'''

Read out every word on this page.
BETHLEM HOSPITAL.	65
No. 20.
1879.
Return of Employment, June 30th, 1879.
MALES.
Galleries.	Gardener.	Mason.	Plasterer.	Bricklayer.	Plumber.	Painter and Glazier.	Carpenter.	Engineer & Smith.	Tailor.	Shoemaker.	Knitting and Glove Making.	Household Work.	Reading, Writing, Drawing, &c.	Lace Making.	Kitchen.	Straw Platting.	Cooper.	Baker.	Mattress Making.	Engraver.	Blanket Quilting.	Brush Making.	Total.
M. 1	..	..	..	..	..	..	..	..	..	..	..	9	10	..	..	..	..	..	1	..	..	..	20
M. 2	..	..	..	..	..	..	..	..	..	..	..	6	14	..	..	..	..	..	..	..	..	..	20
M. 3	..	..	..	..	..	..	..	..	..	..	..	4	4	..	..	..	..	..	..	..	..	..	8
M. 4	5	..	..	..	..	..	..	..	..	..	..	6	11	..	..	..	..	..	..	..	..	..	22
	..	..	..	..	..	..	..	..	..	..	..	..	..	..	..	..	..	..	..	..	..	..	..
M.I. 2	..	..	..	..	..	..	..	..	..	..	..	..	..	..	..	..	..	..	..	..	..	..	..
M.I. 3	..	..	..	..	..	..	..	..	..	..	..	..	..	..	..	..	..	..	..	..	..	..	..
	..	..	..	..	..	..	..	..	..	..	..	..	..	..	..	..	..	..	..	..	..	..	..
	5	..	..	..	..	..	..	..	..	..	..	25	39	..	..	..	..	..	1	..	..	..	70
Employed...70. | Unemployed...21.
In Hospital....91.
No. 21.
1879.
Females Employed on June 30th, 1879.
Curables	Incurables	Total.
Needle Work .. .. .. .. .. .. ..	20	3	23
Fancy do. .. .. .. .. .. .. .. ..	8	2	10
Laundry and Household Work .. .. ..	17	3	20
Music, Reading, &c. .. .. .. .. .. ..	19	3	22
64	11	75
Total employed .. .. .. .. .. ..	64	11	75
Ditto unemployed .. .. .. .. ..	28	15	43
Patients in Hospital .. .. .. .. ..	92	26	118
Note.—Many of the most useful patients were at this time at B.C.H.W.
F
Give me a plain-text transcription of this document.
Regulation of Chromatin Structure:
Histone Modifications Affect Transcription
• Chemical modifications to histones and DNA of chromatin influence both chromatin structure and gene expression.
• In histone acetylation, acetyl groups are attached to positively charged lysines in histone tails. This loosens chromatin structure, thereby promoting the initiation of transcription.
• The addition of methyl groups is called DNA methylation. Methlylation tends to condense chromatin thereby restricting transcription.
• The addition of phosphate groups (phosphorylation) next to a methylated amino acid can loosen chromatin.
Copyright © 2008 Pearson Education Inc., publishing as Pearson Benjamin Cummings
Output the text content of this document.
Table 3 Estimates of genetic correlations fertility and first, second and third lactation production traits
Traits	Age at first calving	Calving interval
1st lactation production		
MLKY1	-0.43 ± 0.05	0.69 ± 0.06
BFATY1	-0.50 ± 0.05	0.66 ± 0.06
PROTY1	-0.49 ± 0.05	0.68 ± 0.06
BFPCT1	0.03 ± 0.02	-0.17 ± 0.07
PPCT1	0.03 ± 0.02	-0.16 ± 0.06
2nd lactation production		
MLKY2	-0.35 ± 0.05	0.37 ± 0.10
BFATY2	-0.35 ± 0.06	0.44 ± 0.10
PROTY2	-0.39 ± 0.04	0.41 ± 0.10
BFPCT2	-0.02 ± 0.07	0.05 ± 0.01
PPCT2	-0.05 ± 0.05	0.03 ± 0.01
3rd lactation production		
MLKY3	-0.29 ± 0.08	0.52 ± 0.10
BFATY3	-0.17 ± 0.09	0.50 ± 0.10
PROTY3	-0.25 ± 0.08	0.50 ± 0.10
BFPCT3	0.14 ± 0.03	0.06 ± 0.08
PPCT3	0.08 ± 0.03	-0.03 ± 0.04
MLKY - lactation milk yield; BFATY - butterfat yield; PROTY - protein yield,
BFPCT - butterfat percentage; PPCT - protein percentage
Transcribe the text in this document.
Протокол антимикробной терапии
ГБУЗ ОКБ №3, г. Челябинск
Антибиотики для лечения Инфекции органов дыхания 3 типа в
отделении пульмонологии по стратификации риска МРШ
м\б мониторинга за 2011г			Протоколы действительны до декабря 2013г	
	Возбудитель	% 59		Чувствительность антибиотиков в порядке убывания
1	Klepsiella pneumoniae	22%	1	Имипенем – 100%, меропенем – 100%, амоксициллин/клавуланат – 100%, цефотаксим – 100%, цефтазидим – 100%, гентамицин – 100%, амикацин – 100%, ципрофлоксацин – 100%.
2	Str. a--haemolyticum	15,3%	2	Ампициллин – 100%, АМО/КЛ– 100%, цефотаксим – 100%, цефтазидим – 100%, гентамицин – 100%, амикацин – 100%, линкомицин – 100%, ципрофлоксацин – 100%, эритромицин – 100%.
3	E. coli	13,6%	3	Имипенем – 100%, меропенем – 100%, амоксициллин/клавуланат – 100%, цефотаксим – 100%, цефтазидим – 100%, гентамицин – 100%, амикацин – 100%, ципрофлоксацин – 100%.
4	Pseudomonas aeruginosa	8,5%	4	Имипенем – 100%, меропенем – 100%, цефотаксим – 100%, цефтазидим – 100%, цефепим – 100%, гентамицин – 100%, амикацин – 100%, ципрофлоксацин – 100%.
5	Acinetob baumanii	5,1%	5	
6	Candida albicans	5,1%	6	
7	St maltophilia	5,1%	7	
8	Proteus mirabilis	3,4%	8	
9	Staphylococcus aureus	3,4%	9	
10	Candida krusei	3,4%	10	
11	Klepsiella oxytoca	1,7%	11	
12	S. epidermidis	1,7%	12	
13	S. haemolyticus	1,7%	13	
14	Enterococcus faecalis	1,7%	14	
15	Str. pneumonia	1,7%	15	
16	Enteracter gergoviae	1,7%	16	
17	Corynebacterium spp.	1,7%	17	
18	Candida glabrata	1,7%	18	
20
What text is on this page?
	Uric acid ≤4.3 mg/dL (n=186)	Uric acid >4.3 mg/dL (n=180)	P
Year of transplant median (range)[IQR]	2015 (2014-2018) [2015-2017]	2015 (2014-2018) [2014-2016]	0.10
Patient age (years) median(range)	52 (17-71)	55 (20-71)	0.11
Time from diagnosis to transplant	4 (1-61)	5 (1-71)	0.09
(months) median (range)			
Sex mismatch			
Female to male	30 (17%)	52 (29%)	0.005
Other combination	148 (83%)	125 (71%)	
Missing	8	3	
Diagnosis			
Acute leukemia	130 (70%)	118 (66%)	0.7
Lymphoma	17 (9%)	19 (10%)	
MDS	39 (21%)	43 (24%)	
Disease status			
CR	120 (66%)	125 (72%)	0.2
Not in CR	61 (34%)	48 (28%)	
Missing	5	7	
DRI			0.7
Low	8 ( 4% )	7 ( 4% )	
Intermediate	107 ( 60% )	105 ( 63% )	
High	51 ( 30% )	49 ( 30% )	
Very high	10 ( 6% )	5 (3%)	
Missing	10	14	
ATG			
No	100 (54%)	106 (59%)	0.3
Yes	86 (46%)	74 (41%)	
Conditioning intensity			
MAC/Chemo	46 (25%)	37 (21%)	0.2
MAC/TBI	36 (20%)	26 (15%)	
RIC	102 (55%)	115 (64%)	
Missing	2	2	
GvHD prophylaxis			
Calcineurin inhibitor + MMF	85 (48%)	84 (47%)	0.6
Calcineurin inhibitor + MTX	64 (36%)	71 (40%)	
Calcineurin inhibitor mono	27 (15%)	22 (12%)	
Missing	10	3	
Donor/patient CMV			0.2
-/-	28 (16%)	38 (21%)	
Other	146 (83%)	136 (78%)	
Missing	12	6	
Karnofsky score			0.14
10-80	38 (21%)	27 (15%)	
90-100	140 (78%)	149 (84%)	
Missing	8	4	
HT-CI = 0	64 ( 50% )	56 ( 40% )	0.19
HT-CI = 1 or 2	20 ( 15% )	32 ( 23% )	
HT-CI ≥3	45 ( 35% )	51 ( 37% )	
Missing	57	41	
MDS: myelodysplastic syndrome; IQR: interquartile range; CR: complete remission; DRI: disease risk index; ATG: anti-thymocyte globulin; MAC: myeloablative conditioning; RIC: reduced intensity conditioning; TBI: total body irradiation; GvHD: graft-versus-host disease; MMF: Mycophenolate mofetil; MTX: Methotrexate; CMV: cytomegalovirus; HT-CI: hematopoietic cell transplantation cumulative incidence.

'''

◆ **WORK TO COMPLETE**
Your task is to copy each line of the data above that holds "text".

◆ **EXERCISE RESULT**
Give me a plain-text transcription of this document.
Output the text content of this document.
Transcribe the text in this document.
What text is on this page?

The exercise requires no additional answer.